Your task » Please transcribe the listing below in full and word for word, without its pictures.

Available data »
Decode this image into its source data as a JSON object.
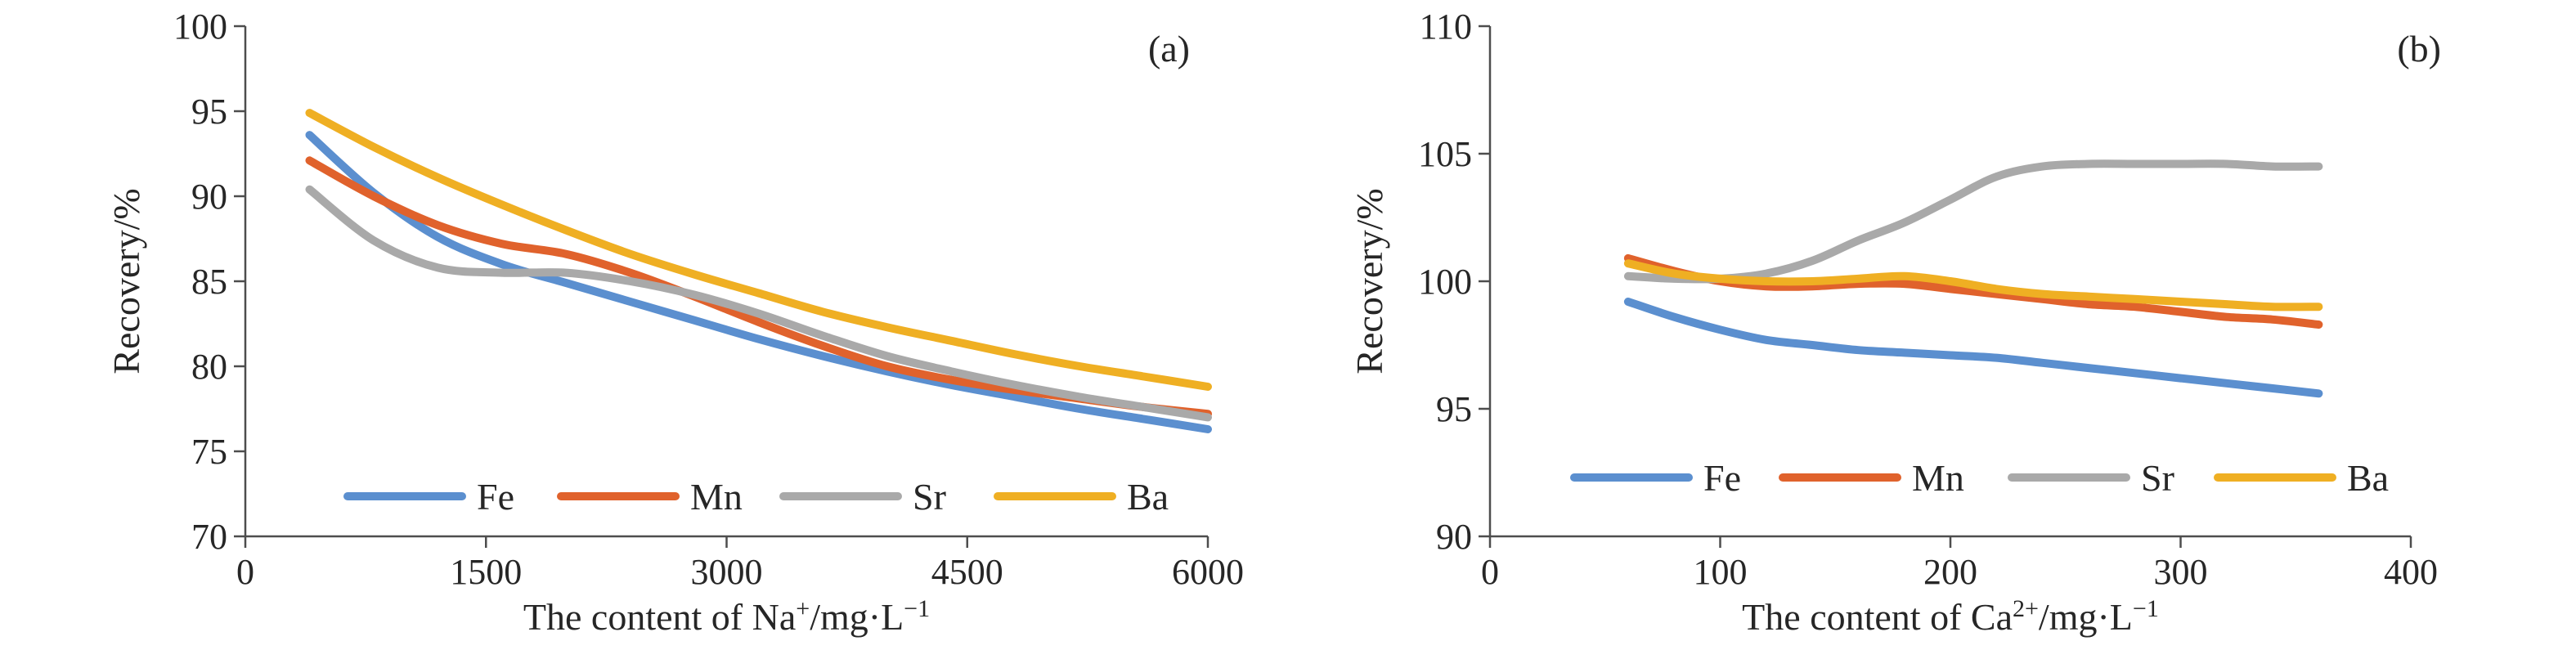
{
  "chart_data": [
    {
      "type": "line",
      "panel_label": "(a)",
      "xlabel": "The content of Na",
      "xlabel_sup": "+",
      "xlabel_unit": "/mg·L",
      "xlabel_unit_sup": "−1",
      "ylabel": "Recovery/%",
      "xlim": [
        0,
        6000
      ],
      "ylim": [
        70,
        100
      ],
      "xticks": [
        0,
        1500,
        3000,
        4500,
        6000
      ],
      "yticks": [
        70,
        75,
        80,
        85,
        90,
        95,
        100
      ],
      "x": [
        400,
        800,
        1200,
        1600,
        2000,
        2400,
        2800,
        3200,
        3600,
        4000,
        4400,
        4800,
        5200,
        5600,
        6000
      ],
      "series": [
        {
          "name": "Fe",
          "color": "#5b8fcf",
          "values": [
            93.6,
            90.2,
            87.6,
            86.0,
            84.9,
            83.8,
            82.7,
            81.6,
            80.6,
            79.7,
            78.9,
            78.2,
            77.5,
            76.9,
            76.3
          ]
        },
        {
          "name": "Mn",
          "color": "#e0622c",
          "values": [
            92.1,
            90.0,
            88.3,
            87.2,
            86.6,
            85.5,
            84.1,
            82.6,
            81.2,
            80.0,
            79.2,
            78.6,
            78.1,
            77.6,
            77.2
          ]
        },
        {
          "name": "Sr",
          "color": "#a9a9a9",
          "values": [
            90.4,
            87.4,
            85.8,
            85.5,
            85.5,
            85.0,
            84.2,
            83.1,
            81.8,
            80.6,
            79.7,
            78.9,
            78.2,
            77.6,
            77.0
          ]
        },
        {
          "name": "Ba",
          "color": "#efaf23",
          "values": [
            94.9,
            92.9,
            91.1,
            89.5,
            88.0,
            86.6,
            85.4,
            84.3,
            83.2,
            82.3,
            81.5,
            80.7,
            80.0,
            79.4,
            78.8
          ]
        }
      ],
      "legend": "bottom"
    },
    {
      "type": "line",
      "panel_label": "(b)",
      "xlabel": "The content of Ca",
      "xlabel_sup": "2+",
      "xlabel_unit": "/mg·L",
      "xlabel_unit_sup": "−1",
      "ylabel": "Recovery/%",
      "xlim": [
        0,
        400
      ],
      "ylim": [
        90,
        110
      ],
      "xticks": [
        0,
        100,
        200,
        300,
        400
      ],
      "yticks": [
        90,
        95,
        100,
        105,
        110
      ],
      "x": [
        60,
        80,
        100,
        120,
        140,
        160,
        180,
        200,
        220,
        240,
        260,
        280,
        300,
        320,
        340,
        360
      ],
      "series": [
        {
          "name": "Fe",
          "color": "#5b8fcf",
          "values": [
            99.2,
            98.6,
            98.1,
            97.7,
            97.5,
            97.3,
            97.2,
            97.1,
            97.0,
            96.8,
            96.6,
            96.4,
            96.2,
            96.0,
            95.8,
            95.6
          ]
        },
        {
          "name": "Mn",
          "color": "#e0622c",
          "values": [
            100.9,
            100.4,
            100.0,
            99.8,
            99.8,
            99.9,
            99.9,
            99.7,
            99.5,
            99.3,
            99.1,
            99.0,
            98.8,
            98.6,
            98.5,
            98.3
          ]
        },
        {
          "name": "Sr",
          "color": "#a9a9a9",
          "values": [
            100.2,
            100.1,
            100.1,
            100.3,
            100.8,
            101.6,
            102.3,
            103.2,
            104.1,
            104.5,
            104.6,
            104.6,
            104.6,
            104.6,
            104.5,
            104.5
          ]
        },
        {
          "name": "Ba",
          "color": "#efaf23",
          "values": [
            100.7,
            100.3,
            100.1,
            100.0,
            100.0,
            100.1,
            100.2,
            100.0,
            99.7,
            99.5,
            99.4,
            99.3,
            99.2,
            99.1,
            99.0,
            99.0
          ]
        }
      ],
      "legend": "bottom"
    }
  ]
}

Correct output »
Decode this image into its source data as a JSON object.
{
  "chart_data": [
    {
      "type": "line",
      "panel_label": "(a)",
      "xlabel": "The content of Na",
      "xlabel_sup": "+",
      "xlabel_unit": "/mg·L",
      "xlabel_unit_sup": "−1",
      "ylabel": "Recovery/%",
      "xlim": [
        0,
        6000
      ],
      "ylim": [
        70,
        100
      ],
      "xticks": [
        0,
        1500,
        3000,
        4500,
        6000
      ],
      "yticks": [
        70,
        75,
        80,
        85,
        90,
        95,
        100
      ],
      "x": [
        400,
        800,
        1200,
        1600,
        2000,
        2400,
        2800,
        3200,
        3600,
        4000,
        4400,
        4800,
        5200,
        5600,
        6000
      ],
      "series": [
        {
          "name": "Fe",
          "color": "#5b8fcf",
          "values": [
            93.6,
            90.2,
            87.6,
            86.0,
            84.9,
            83.8,
            82.7,
            81.6,
            80.6,
            79.7,
            78.9,
            78.2,
            77.5,
            76.9,
            76.3
          ]
        },
        {
          "name": "Mn",
          "color": "#e0622c",
          "values": [
            92.1,
            90.0,
            88.3,
            87.2,
            86.6,
            85.5,
            84.1,
            82.6,
            81.2,
            80.0,
            79.2,
            78.6,
            78.1,
            77.6,
            77.2
          ]
        },
        {
          "name": "Sr",
          "color": "#a9a9a9",
          "values": [
            90.4,
            87.4,
            85.8,
            85.5,
            85.5,
            85.0,
            84.2,
            83.1,
            81.8,
            80.6,
            79.7,
            78.9,
            78.2,
            77.6,
            77.0
          ]
        },
        {
          "name": "Ba",
          "color": "#efaf23",
          "values": [
            94.9,
            92.9,
            91.1,
            89.5,
            88.0,
            86.6,
            85.4,
            84.3,
            83.2,
            82.3,
            81.5,
            80.7,
            80.0,
            79.4,
            78.8
          ]
        }
      ],
      "legend": "bottom"
    },
    {
      "type": "line",
      "panel_label": "(b)",
      "xlabel": "The content of Ca",
      "xlabel_sup": "2+",
      "xlabel_unit": "/mg·L",
      "xlabel_unit_sup": "−1",
      "ylabel": "Recovery/%",
      "xlim": [
        0,
        400
      ],
      "ylim": [
        90,
        110
      ],
      "xticks": [
        0,
        100,
        200,
        300,
        400
      ],
      "yticks": [
        90,
        95,
        100,
        105,
        110
      ],
      "x": [
        60,
        80,
        100,
        120,
        140,
        160,
        180,
        200,
        220,
        240,
        260,
        280,
        300,
        320,
        340,
        360
      ],
      "series": [
        {
          "name": "Fe",
          "color": "#5b8fcf",
          "values": [
            99.2,
            98.6,
            98.1,
            97.7,
            97.5,
            97.3,
            97.2,
            97.1,
            97.0,
            96.8,
            96.6,
            96.4,
            96.2,
            96.0,
            95.8,
            95.6
          ]
        },
        {
          "name": "Mn",
          "color": "#e0622c",
          "values": [
            100.9,
            100.4,
            100.0,
            99.8,
            99.8,
            99.9,
            99.9,
            99.7,
            99.5,
            99.3,
            99.1,
            99.0,
            98.8,
            98.6,
            98.5,
            98.3
          ]
        },
        {
          "name": "Sr",
          "color": "#a9a9a9",
          "values": [
            100.2,
            100.1,
            100.1,
            100.3,
            100.8,
            101.6,
            102.3,
            103.2,
            104.1,
            104.5,
            104.6,
            104.6,
            104.6,
            104.6,
            104.5,
            104.5
          ]
        },
        {
          "name": "Ba",
          "color": "#efaf23",
          "values": [
            100.7,
            100.3,
            100.1,
            100.0,
            100.0,
            100.1,
            100.2,
            100.0,
            99.7,
            99.5,
            99.4,
            99.3,
            99.2,
            99.1,
            99.0,
            99.0
          ]
        }
      ],
      "legend": "bottom"
    }
  ]
}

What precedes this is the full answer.